Instructions:
A – In the Steyning borough text, rewrite the paragraph that begins "At the time of the Reform Act" more briefly, keeping its main facts.
B – According to the Steyning borough text, how many houses did the town contain in 1831?
C – Pick up the Steyning borough text after its last sentence and keep writing.

Selected text:
Steyning was a parliamentary borough in Sussex, England, which elected two Members of Parliament (MPs) to the House of Commons sporadically from 1298 and continuously from 1467 until 1832. It was a notorious rotten borough, and was abolished by the Great Reform Act.

History
The borough comprised the small market town of Steyning in Sussex, which consisted of little more than a single long street; yet despite its size it not only elected its own two MPs but contained most of the borough of Bramber, which had two of its own. (Between the 13th and 15th centuries, Bramber and Steyning were a single borough returning MPs to most Parliaments, sometimes called by one name and sometimes by the other, but after 1467 both were separately represented. Until 1792 it was theoretically possible for a house to confer on its occupier a vote in both boroughs.) In 1831, the population of the borough was just over 1,000, and the town contained 218 houses.

At the time of the Reform Act, the right to vote was exercised by the constable and all inhabitant householders paying scot and lot and not receiving alms; this was a liberal franchise for the period, though it amounted to only around 118 voters by the time the borough was abolished. The householders seem historically to have had the right to vote, but the question was the subject of litigation through most of the 18th century. Between 1715 and 1792, the right was instead restricted to occupiers of "ancient houses" and of houses built on the site of ancient houses, in effect a burgage franchise; but the restoration of the householders' rights does not seem to have increased the electorate substantially, suggesting that most of the houses significant enough for their tenants to be rated for scot and lot had the status of burgage tenements.

For most of the borough's existence, the majority of the qualified voters were tenants of one or two landowners, who therefore had considerable influence if not total control of the choice of MP. (Indeed, Steyning was cited by Thomas Oldfield, the contemporary historian of electoral abuses in the unreformed House of Commons, as an example of a borough where tenancies were granted for the sole purpose of ensuring that the electorate consisted of pliable voters.)

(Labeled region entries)
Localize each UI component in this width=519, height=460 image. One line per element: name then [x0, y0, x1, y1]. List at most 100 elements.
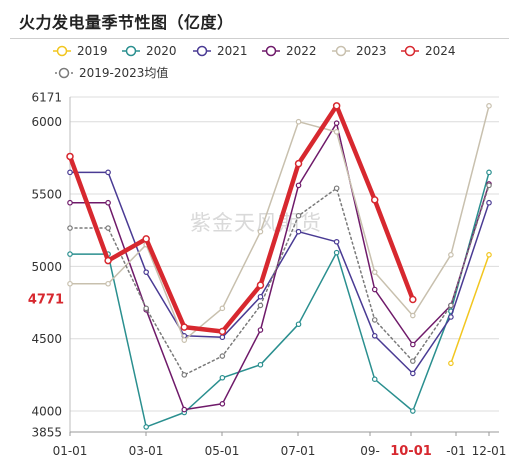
legend-marker-2024 — [404, 45, 416, 57]
point-avg-12-01 — [486, 182, 492, 189]
point-2020-08-01 — [333, 249, 340, 256]
x-tick-label-12-01: 12-01 — [472, 444, 507, 458]
series-line-2020 — [69, 171, 490, 428]
point-2021-06-01 — [257, 293, 264, 300]
legend-label-2024: 2024 — [425, 44, 456, 58]
point-2022-06-01 — [257, 327, 264, 333]
x-tick-label-05-01: 05-01 — [205, 444, 240, 458]
point-2022-04-01 — [181, 406, 188, 413]
point-2021-03-01 — [143, 269, 149, 275]
point-2023-08-01 — [333, 129, 340, 135]
point-2021-11-01 — [448, 314, 454, 320]
point-2024-04-01 — [180, 323, 189, 331]
point-2024-06-01 — [256, 281, 265, 289]
y-tick-label-4500: 4500 — [31, 332, 62, 346]
series-lines — [66, 102, 492, 430]
point-2020-09-01 — [371, 376, 378, 383]
y-tick-label-6171: 6171 — [31, 91, 62, 105]
point-2021-01-01 — [67, 169, 73, 176]
point-2021-08-01 — [333, 238, 340, 245]
legend-label-2021: 2021 — [217, 44, 248, 58]
y-tick-label-6000: 6000 — [31, 115, 62, 129]
point-2023-05-01 — [219, 305, 226, 312]
point-2023-02-01 — [105, 280, 111, 287]
point-2022-01-01 — [67, 199, 73, 206]
point-2021-07-01 — [295, 228, 302, 235]
point-2022-07-01 — [295, 182, 302, 189]
point-2024-02-01 — [104, 256, 112, 265]
point-2023-04-01 — [181, 337, 188, 343]
x-tick-label-10-01: 10-01 — [390, 444, 432, 459]
point-2022-05-01 — [219, 400, 226, 407]
point-2024-01-01 — [66, 152, 74, 161]
point-avg-08-01 — [333, 185, 340, 192]
point-avg-02-01 — [105, 225, 111, 231]
point-2020-07-01 — [295, 321, 302, 328]
series-line-2023 — [69, 105, 490, 341]
title-divider — [10, 38, 509, 39]
series-line-2022 — [69, 122, 490, 411]
legend-label-2019: 2019 — [77, 44, 108, 58]
point-2021-09-01 — [371, 333, 378, 339]
point-2021-05-01 — [219, 334, 226, 341]
point-2024-03-01 — [142, 235, 150, 243]
grid-lines — [70, 96, 499, 433]
series-line-2021 — [69, 171, 490, 375]
point-2023-01-01 — [67, 280, 73, 287]
watermark-text: 紫金天风期货 — [190, 211, 322, 235]
point-2022-08-01 — [333, 120, 340, 126]
point-2020-01-01 — [67, 251, 73, 257]
point-avg-04-01 — [181, 372, 188, 378]
point-avg-09-01 — [371, 317, 378, 323]
legend-marker-2021 — [196, 45, 208, 57]
point-avg-03-01 — [143, 305, 149, 312]
legend-marker-2022 — [265, 45, 277, 57]
chart-title: 火力发电量季节性图（亿度） — [19, 13, 234, 32]
legend-label-2020: 2020 — [146, 44, 177, 58]
point-2024-08-01 — [332, 102, 341, 110]
point-2023-07-01 — [295, 118, 302, 125]
legend-label-avg: 2019-2023均值 — [79, 65, 168, 80]
point-2020-05-01 — [219, 374, 226, 381]
point-2020-03-01 — [143, 424, 149, 430]
point-avg-01-01 — [67, 225, 73, 231]
point-2022-02-01 — [105, 199, 111, 206]
point-avg-10-01 — [410, 358, 416, 364]
legend-marker-2023 — [335, 45, 347, 57]
point-2023-10-01 — [410, 312, 416, 319]
point-2022-09-01 — [371, 286, 378, 293]
legend-marker-2019 — [56, 45, 68, 57]
x-tick-label-01-01: 01-01 — [53, 444, 88, 458]
point-2024-05-01 — [218, 327, 227, 336]
legend-label-2022: 2022 — [286, 44, 317, 58]
point-2024-07-01 — [294, 159, 303, 168]
point-2020-12-01 — [486, 169, 492, 176]
point-2023-12-01 — [486, 103, 492, 109]
y-tick-label-5000: 5000 — [31, 260, 62, 274]
y-tick-label-3855: 3855 — [31, 426, 62, 440]
point-avg-06-01 — [257, 302, 264, 309]
x-tick-label-09-: 09- — [360, 444, 380, 458]
point-2024-09-01 — [370, 196, 379, 204]
legend: 2019 2020 2021 2022 2023 2024 2019-2023均值 — [53, 44, 456, 80]
point-2024-10-01 — [409, 295, 417, 304]
point-2023-06-01 — [257, 228, 264, 235]
legend-marker-2020 — [125, 45, 137, 57]
point-2021-12-01 — [486, 199, 492, 206]
series-line-2024 — [67, 103, 416, 334]
point-2019-12-01 — [486, 252, 492, 258]
point-2020-06-01 — [257, 361, 264, 368]
x-tick-label-03-01: 03-01 — [129, 444, 164, 458]
point-avg-07-01 — [295, 212, 302, 219]
y-tick-label-4771: 4771 — [28, 293, 64, 308]
point-2022-10-01 — [410, 341, 416, 348]
series-line-2019 — [450, 254, 490, 365]
y-tick-label-5500: 5500 — [31, 188, 62, 202]
point-avg-11-01 — [448, 302, 454, 309]
point-2019-11-01 — [448, 360, 454, 367]
point-2020-10-01 — [410, 408, 416, 414]
point-avg-05-01 — [219, 353, 226, 359]
point-2021-10-01 — [410, 370, 416, 377]
legend-label-2023: 2023 — [356, 44, 387, 58]
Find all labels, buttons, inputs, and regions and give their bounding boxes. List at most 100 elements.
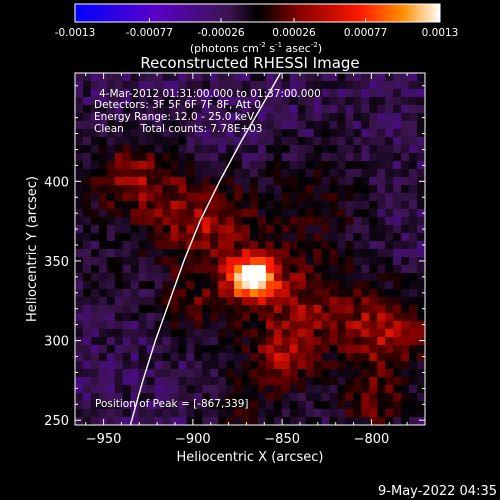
heatmap-cell <box>242 185 251 194</box>
heatmap-cell <box>178 201 187 210</box>
heatmap-cell <box>146 145 156 154</box>
heatmap-cell <box>361 345 370 354</box>
heatmap-cell <box>114 113 124 122</box>
heatmap-cell <box>345 393 354 402</box>
heatmap-cell <box>234 209 243 218</box>
heatmap-cell <box>218 113 227 122</box>
heatmap-cell <box>345 161 354 170</box>
heatmap-cell <box>401 137 410 146</box>
heatmap-cell <box>273 409 283 418</box>
heatmap-cell <box>170 265 179 274</box>
heatmap-cell <box>305 417 315 425</box>
heatmap-cell <box>313 409 323 418</box>
heatmap-cell <box>377 289 386 298</box>
heatmap-cell <box>369 145 378 154</box>
heatmap-cell <box>257 257 267 266</box>
heatmap-cell <box>353 369 362 378</box>
heatmap-cell <box>234 185 243 194</box>
heatmap-cell <box>202 401 211 410</box>
heatmap-cell <box>178 121 187 130</box>
heatmap-cell <box>218 377 227 386</box>
heatmap-cell <box>226 73 235 82</box>
heatmap-cell <box>385 393 394 402</box>
heatmap-cell <box>369 353 378 362</box>
heatmap-cell <box>162 353 172 362</box>
heatmap-cell <box>361 297 370 306</box>
heatmap-cell <box>202 217 211 226</box>
heatmap-cell <box>170 297 179 306</box>
heatmap-cell <box>186 145 195 154</box>
heatmap-cell <box>154 97 164 106</box>
heatmap-cell <box>82 313 92 322</box>
heatmap-cell <box>377 369 386 378</box>
heatmap-cell <box>82 233 92 242</box>
heatmap-cell <box>106 161 116 170</box>
heatmap-cell <box>289 249 299 258</box>
heatmap-cell <box>250 105 259 114</box>
heatmap-cell <box>313 73 323 82</box>
heatmap-cell <box>170 401 179 410</box>
heatmap-cell <box>393 337 402 346</box>
heatmap-cell <box>90 193 100 202</box>
heatmap-cell <box>114 153 124 162</box>
heatmap-cell <box>170 81 179 90</box>
x-tick-label: −950 <box>86 432 122 447</box>
heatmap-cell <box>401 281 410 290</box>
heatmap-cell <box>138 385 148 394</box>
heatmap-cell <box>409 209 418 218</box>
heatmap-cell <box>281 73 291 82</box>
heatmap-cell <box>353 337 362 346</box>
heatmap-cell <box>417 233 425 242</box>
heatmap-cell <box>417 249 425 258</box>
heatmap-cell <box>122 321 132 330</box>
heatmap-cell <box>106 393 116 402</box>
heatmap-cell <box>146 361 156 370</box>
heatmap-cell <box>265 289 275 298</box>
heatmap-cell <box>162 297 172 306</box>
heatmap-cell <box>146 369 156 378</box>
heatmap-cell <box>234 289 243 298</box>
heatmap-cell <box>170 161 179 170</box>
heatmap-cell <box>90 289 100 298</box>
heatmap-cell <box>345 265 354 274</box>
heatmap-cell <box>186 121 195 130</box>
heatmap-cell <box>297 385 307 394</box>
heatmap-cell <box>369 361 378 370</box>
heatmap-cell <box>305 233 315 242</box>
heatmap-cell <box>321 217 331 226</box>
heatmap-cell <box>106 409 116 418</box>
heatmap-cell <box>226 153 235 162</box>
heatmap-cell <box>154 145 164 154</box>
heatmap-cell <box>401 345 410 354</box>
heatmap-cell <box>361 369 370 378</box>
heatmap-cell <box>353 273 362 282</box>
heatmap-cell <box>186 161 195 170</box>
heatmap-cell <box>234 233 243 242</box>
heatmap-cell <box>265 353 275 362</box>
heatmap-cell <box>417 81 425 90</box>
heatmap-cell <box>361 169 370 178</box>
heatmap-cell <box>353 417 362 425</box>
heatmap-cell <box>138 313 148 322</box>
heatmap-cell <box>178 81 187 90</box>
heatmap-cell <box>369 217 378 226</box>
heatmap-cell <box>75 305 84 314</box>
heatmap-cell <box>162 337 172 346</box>
heatmap-cell <box>417 313 425 322</box>
heatmap-cell <box>186 385 195 394</box>
heatmap-cell <box>114 321 124 330</box>
heatmap-cell <box>154 321 164 330</box>
heatmap-cell <box>170 305 179 314</box>
heatmap-cell <box>114 185 124 194</box>
heatmap-cell <box>170 353 179 362</box>
heatmap-cell <box>202 169 211 178</box>
heatmap-cell <box>369 249 378 258</box>
heatmap-cell <box>226 233 235 242</box>
heatmap-cell <box>162 209 172 218</box>
heatmap-cell <box>313 377 323 386</box>
chart-title: Reconstructed RHESSI Image <box>140 54 359 72</box>
heatmap-cell <box>337 409 347 418</box>
heatmap-cell <box>385 241 394 250</box>
heatmap-cell <box>337 105 347 114</box>
heatmap-cell <box>154 193 164 202</box>
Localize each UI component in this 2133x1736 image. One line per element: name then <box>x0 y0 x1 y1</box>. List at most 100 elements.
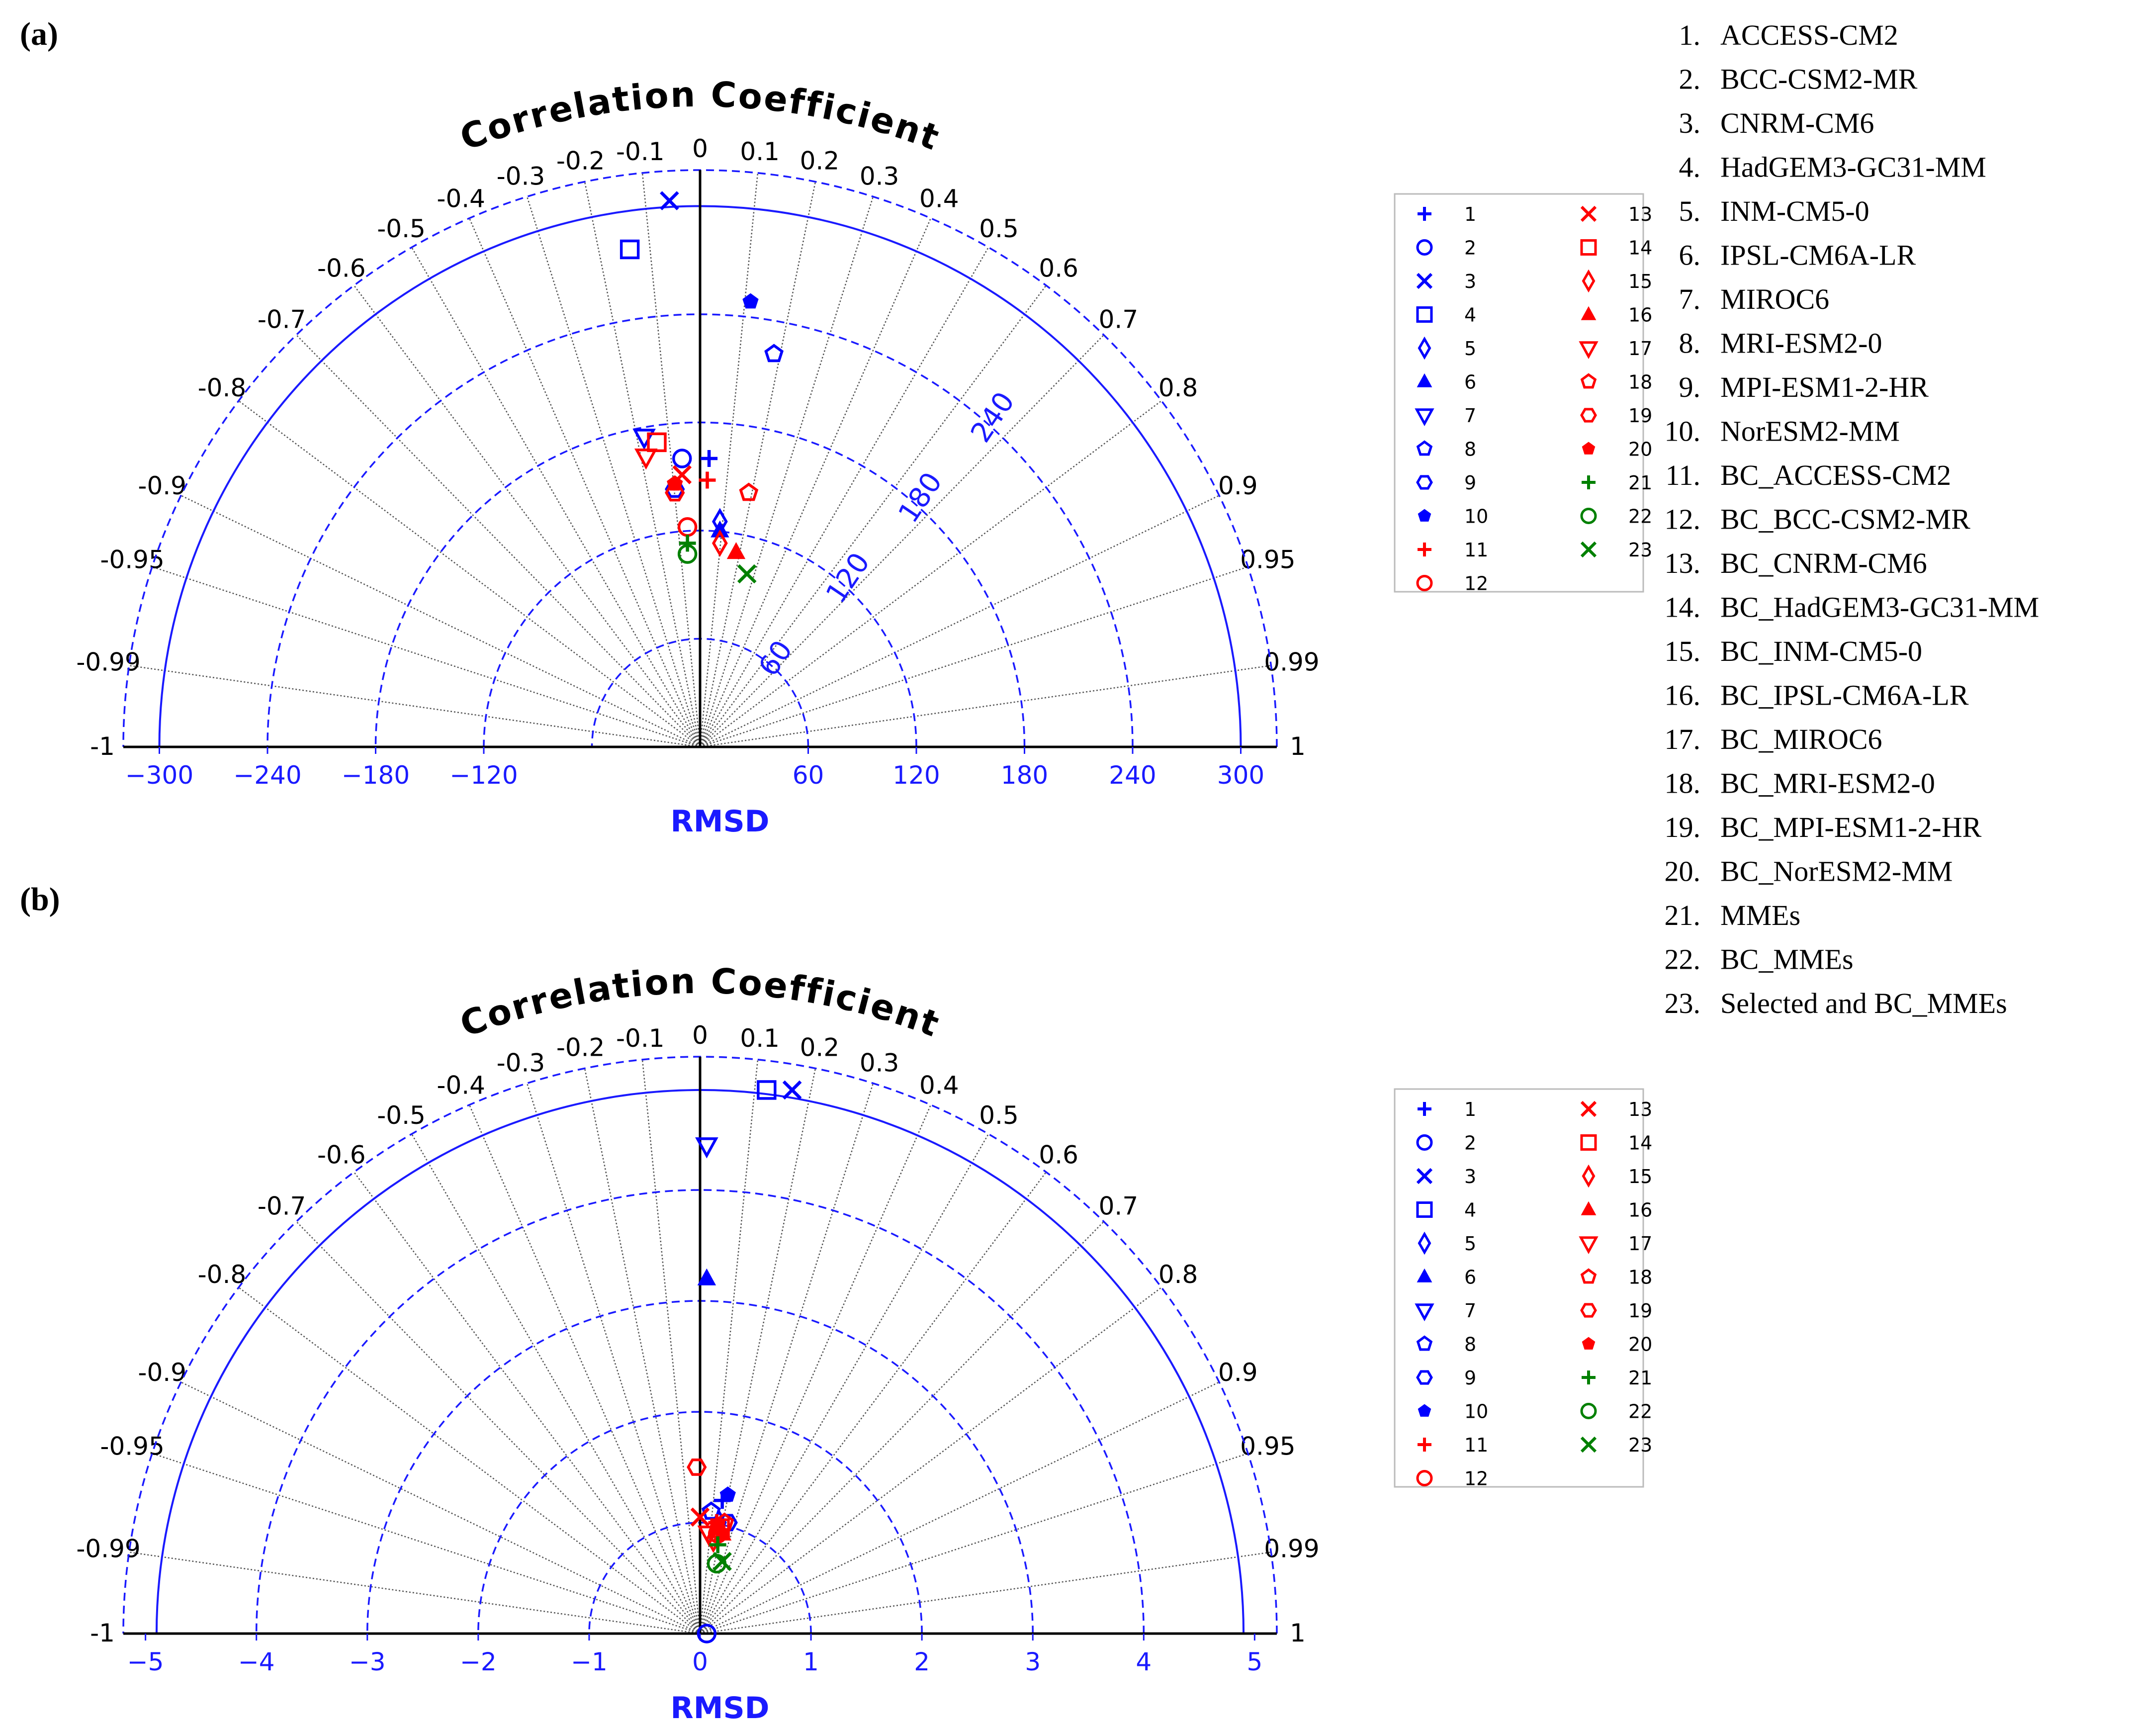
legend-marker-22 <box>1580 508 1597 524</box>
cc-gridline <box>699 1059 759 1634</box>
model-name: BC_MPI-ESM1-2-HR <box>1720 811 1982 843</box>
cc-gridline <box>411 1133 701 1634</box>
cc-gridline <box>238 400 701 747</box>
model-name: BC_INM-CM5-0 <box>1720 635 1922 667</box>
model-number: 6. <box>1679 239 1701 272</box>
legend-marker-1 <box>1418 1102 1431 1116</box>
model-name: BC_MMEs <box>1720 943 1854 976</box>
cc-gridline <box>354 285 701 747</box>
data-point-2 <box>697 1624 717 1644</box>
model-name: MRI-ESM2-0 <box>1720 327 1882 360</box>
data-point-22 <box>677 544 698 564</box>
cc-gridline <box>238 1287 701 1634</box>
cc-tick-label: 0.99 <box>1264 647 1319 676</box>
model-name: MIROC6 <box>1720 283 1829 315</box>
cc-tick-label: 0.8 <box>1158 373 1198 402</box>
panel-label: (b) <box>20 881 60 917</box>
legend-label: 5 <box>1464 338 1476 360</box>
data-point-14 <box>647 432 667 453</box>
cc-tick-label: -0.4 <box>437 1071 485 1099</box>
cc-gridline <box>700 1221 1104 1634</box>
cc-tick-label: 0.7 <box>1099 305 1139 334</box>
model-number: 15. <box>1665 635 1701 667</box>
legend-label: 20 <box>1628 439 1652 460</box>
x-tick-label: 180 <box>1001 761 1048 790</box>
legend-label: 10 <box>1464 506 1488 528</box>
model-number: 9. <box>1679 371 1701 403</box>
cc-tick-label: -0.9 <box>138 1358 186 1387</box>
rmsd-axis-title: RMSD <box>671 804 770 839</box>
cc-tick-label: 0.2 <box>800 1033 840 1062</box>
legend-marker-6 <box>1417 373 1432 387</box>
cc-gridline <box>584 1068 701 1634</box>
legend-marker-18 <box>1580 1268 1597 1284</box>
legend-marker-23 <box>1580 541 1597 558</box>
cc-tick-label: -0.8 <box>198 373 247 402</box>
cc-gridline <box>700 665 1271 748</box>
model-number: 10. <box>1665 415 1701 448</box>
data-point-2 <box>672 449 692 468</box>
cc-gridline <box>700 566 1248 748</box>
legend-marker-18 <box>1580 373 1597 389</box>
rmsd-arc-label: 60 <box>752 635 799 682</box>
legend-label: 17 <box>1628 1233 1652 1255</box>
legend-marker-11 <box>1418 1438 1431 1452</box>
cc-gridline <box>700 1381 1220 1635</box>
legend-marker-16 <box>1581 306 1597 320</box>
cc-gridline <box>699 1083 874 1634</box>
legend-marker-21 <box>1582 1371 1596 1384</box>
x-tick-label: 4 <box>1136 1647 1152 1676</box>
legend-marker-3 <box>1416 1168 1433 1185</box>
legend-label: 15 <box>1628 271 1652 292</box>
model-name: CNRM-CM6 <box>1720 107 1874 139</box>
cc-gridline <box>296 334 701 747</box>
legend-marker-4 <box>1416 306 1433 323</box>
model-number: 21. <box>1665 899 1701 931</box>
legend-label: 14 <box>1628 237 1652 259</box>
model-name: MPI-ESM1-2-HR <box>1720 371 1929 403</box>
rmsd-axis-title: RMSD <box>671 1691 770 1726</box>
legend-frame <box>1394 193 1644 593</box>
legend-marker-14 <box>1580 1134 1597 1151</box>
x-tick-label: 240 <box>1109 761 1156 790</box>
legend-label: 4 <box>1464 1199 1476 1221</box>
cc-gridline <box>411 247 701 747</box>
cc-gridline <box>700 495 1220 748</box>
legend-marker-14 <box>1580 239 1597 256</box>
model-name: BC_NorESM2-MM <box>1720 855 1953 888</box>
cc-tick-label: -0.7 <box>258 1192 306 1221</box>
model-number: 8. <box>1679 327 1701 360</box>
legend-marker-2 <box>1416 239 1433 256</box>
cc-gridline <box>699 1133 989 1634</box>
cc-gridline <box>641 1059 701 1634</box>
rmsd-arc-label: 240 <box>965 386 1021 449</box>
legend-label: 16 <box>1628 304 1652 326</box>
model-name: BCC-CSM2-MR <box>1720 63 1918 95</box>
legend-label: 9 <box>1464 1367 1476 1389</box>
cc-tick-label: 0.5 <box>979 214 1019 243</box>
model-number: 2. <box>1679 63 1701 95</box>
cc-tick-label: 0.2 <box>800 146 840 175</box>
legend-label: 7 <box>1464 405 1476 427</box>
x-tick-label: −180 <box>342 761 410 790</box>
cc-tick-label: -0.8 <box>198 1260 247 1289</box>
legend-marker-12 <box>1416 1470 1433 1486</box>
cc-tick-label: 0.1 <box>740 1024 780 1053</box>
cc-tick-label: -0.5 <box>377 214 426 243</box>
legend-label: 18 <box>1628 1267 1652 1288</box>
legend-marker-5 <box>1418 1231 1431 1255</box>
model-name: NorESM2-MM <box>1720 415 1900 448</box>
legend-label: 4 <box>1464 304 1476 326</box>
x-tick-label: 2 <box>914 1647 930 1676</box>
cc-tick-label: 1 <box>1290 732 1306 761</box>
legend-label: 5 <box>1464 1233 1476 1255</box>
data-point-11 <box>699 471 716 489</box>
taylor-diagram-a: (a)-1-0.99-0.95-0.9-0.8-0.7-0.6-0.5-0.4-… <box>20 16 1320 839</box>
cc-gridline <box>468 1104 701 1634</box>
data-point-8 <box>764 344 784 363</box>
model-number: 4. <box>1679 151 1701 183</box>
data-point-21 <box>709 1536 726 1553</box>
legend-label: 18 <box>1628 371 1652 393</box>
data-point-4 <box>757 1080 777 1100</box>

Per-task outputs:
A – At the time of the Reform Act, the constable and all inhabitant householders who paid scot and lot and did not receive alms could vote. This was a liberal franchise for the period, yet it covered only about 118 voters when the borough was abolished. The householders' right, which seems to have been historical, was litigated through most of the 18th century. From 1715 to 1792 the vote was limited to occupiers of "ancient houses" or of houses built on their sites, in effect a burgage franchise. Restoring the householders' rights did not substantially enlarge the electorate, which suggests that most houses rated for scot and lot were burgage tenements.

B – The town contained 218 houses in 1831.

C –
The state of the borough in the 18th century was described in a local agent's letter to the former prime minister, the Duke of Newcastle, in 1767:

"There are 102 in number who claim a right of voting, but not more than 90 whose claim will bear a scrutiny. Out of this number Sir John Honywood has 40 tenants who at present are all disposed to stand by him, and about six or seven others who are full as closely attached to him as any of his tenants. This gives him nearly or quite a majority of the 90 real votes. The rest are all a rope of sand and may be had by anybody."  - Letter of Thomas Steele to the Duke of Newcastle, 6 February 1767, quoted by Namier & Brooke

As the letter hints, Honywood's control was not quite absolute and he could not always secure both seats for his candidates. The 1792 ruling on the franchise, moving the vote from the burgage holders to all the householders paying scot and lot, shifted the balance of power over to the Duke of Norfolk (who owned most of the properties that were not classed as ancient houses), and he subsequently bought out Honywood's interest. But he was careful to secure his investment by financing many improvements in the town.

Steyning was abolished as a constituency by the Reform Act, being thereafter included in the borough of New Shoreham (which had earlier been expanded to include the whole of the Rape of Bramber as a remedy for corruption).

Members of Parliament

MPs 1467–1640

MPs 1640–1832

Notes

References 
Robert Beatson, A Chronological Register of Both Houses of Parliament (London: Longman, Hurst, Res & Orme, 1807) 
D Brunton & D H Pennington, Members of the Long Parliament (London: George Allen & Unwin, 1954)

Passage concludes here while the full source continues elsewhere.